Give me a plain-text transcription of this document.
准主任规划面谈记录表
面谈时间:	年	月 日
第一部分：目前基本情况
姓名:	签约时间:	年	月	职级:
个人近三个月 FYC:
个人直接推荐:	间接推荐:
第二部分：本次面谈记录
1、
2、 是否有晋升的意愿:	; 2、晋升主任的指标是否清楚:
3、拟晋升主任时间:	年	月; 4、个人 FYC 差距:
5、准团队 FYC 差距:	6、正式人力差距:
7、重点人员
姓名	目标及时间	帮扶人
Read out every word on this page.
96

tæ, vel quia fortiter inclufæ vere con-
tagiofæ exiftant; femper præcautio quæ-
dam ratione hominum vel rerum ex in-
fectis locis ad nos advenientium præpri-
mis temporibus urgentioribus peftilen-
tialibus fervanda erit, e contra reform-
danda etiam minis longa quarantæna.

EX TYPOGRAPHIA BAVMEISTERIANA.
------------
Output the line that contains "Read out every word on this page.", followed by every later line in the listing, with no line omitted and none added.

• [SOLUTION FOR THIS TASK]:
Read out every word on this page.
96

tæ, vel quia fortiter inclufæ vere con-
tagiofæ exiftant; femper præcautio quæ-
dam ratione hominum vel rerum ex in-
fectis locis ad nos advenientium præpri-
mis temporibus urgentioribus peftilen-
tialibus fervanda erit, e contra reform-
danda etiam minis longa quarantæna.

EX TYPOGRAPHIA BAVMEISTERIANA.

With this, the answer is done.